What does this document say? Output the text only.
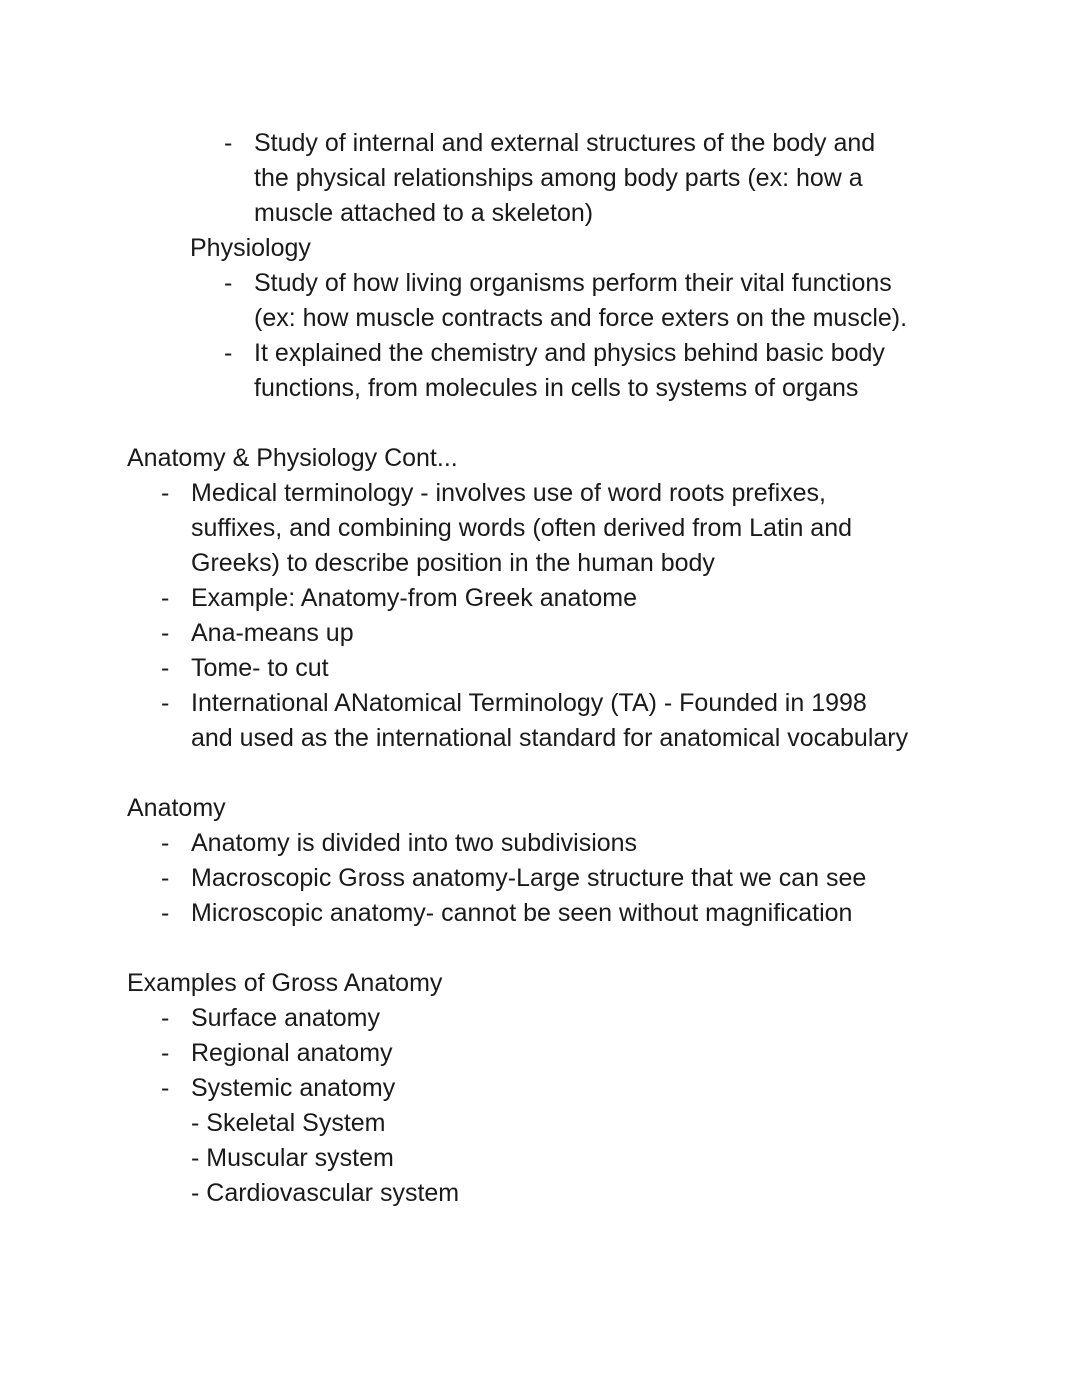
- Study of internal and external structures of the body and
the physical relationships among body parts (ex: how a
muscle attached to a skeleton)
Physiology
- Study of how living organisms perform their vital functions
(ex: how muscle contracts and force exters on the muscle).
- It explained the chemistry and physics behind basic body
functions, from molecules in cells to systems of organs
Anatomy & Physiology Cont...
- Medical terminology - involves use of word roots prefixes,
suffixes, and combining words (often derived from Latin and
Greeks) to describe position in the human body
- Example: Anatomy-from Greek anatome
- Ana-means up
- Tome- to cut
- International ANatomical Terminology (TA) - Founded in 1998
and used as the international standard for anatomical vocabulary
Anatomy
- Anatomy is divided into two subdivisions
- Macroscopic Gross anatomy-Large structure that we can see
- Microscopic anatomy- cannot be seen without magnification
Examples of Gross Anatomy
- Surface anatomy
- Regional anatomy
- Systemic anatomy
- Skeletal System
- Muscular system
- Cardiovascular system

==

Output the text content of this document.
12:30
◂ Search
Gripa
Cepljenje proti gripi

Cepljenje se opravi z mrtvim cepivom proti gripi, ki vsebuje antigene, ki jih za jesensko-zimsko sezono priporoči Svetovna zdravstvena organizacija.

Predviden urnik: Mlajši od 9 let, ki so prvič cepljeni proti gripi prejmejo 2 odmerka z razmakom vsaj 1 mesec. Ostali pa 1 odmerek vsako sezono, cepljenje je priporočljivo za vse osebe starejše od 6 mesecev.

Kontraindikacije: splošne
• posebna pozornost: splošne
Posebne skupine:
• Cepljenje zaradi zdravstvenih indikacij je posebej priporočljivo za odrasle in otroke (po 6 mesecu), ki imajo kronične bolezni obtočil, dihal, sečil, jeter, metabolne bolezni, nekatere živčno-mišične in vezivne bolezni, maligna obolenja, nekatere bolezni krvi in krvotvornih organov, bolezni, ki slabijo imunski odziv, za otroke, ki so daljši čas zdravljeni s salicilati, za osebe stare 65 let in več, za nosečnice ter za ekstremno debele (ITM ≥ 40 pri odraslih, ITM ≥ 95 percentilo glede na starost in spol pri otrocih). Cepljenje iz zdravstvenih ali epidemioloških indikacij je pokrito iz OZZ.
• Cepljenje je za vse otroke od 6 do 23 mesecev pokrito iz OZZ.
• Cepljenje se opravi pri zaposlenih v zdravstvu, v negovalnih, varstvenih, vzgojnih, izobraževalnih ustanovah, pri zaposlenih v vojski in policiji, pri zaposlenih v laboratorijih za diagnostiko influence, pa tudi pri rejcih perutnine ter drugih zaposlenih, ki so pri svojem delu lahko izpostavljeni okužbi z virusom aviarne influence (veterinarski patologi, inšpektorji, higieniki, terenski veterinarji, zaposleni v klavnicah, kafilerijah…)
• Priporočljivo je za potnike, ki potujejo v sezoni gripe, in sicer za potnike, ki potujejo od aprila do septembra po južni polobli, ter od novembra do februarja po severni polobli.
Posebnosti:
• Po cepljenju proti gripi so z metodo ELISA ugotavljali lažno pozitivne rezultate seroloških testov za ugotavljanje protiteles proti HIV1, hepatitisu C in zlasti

▶ [TASK GOAL]
Look through the entries, and return every line that the word "pokrito" appears in.

▶ [REPLY TO THE TASK]
• Cepljenje zaradi zdravstvenih indikacij je posebej priporočljivo za odrasle in otroke (po 6 mesecu), ki imajo kronične bolezni obtočil, dihal, sečil, jeter, metabolne bolezni, nekatere živčno-mišične in vezivne bolezni, maligna obolenja, nekatere bolezni krvi in krvotvornih organov, bolezni, ki slabijo imunski odziv, za otroke, ki so daljši čas zdravljeni s salicilati, za osebe stare 65 let in več, za nosečnice ter za ekstremno debele (ITM ≥ 40 pri odraslih, ITM ≥ 95 percentilo glede na starost in spol pri otrocih). Cepljenje iz zdravstvenih ali epidemioloških indikacij je pokrito iz OZZ.
• Cepljenje je za vse otroke od 6 do 23 mesecev pokrito iz OZZ.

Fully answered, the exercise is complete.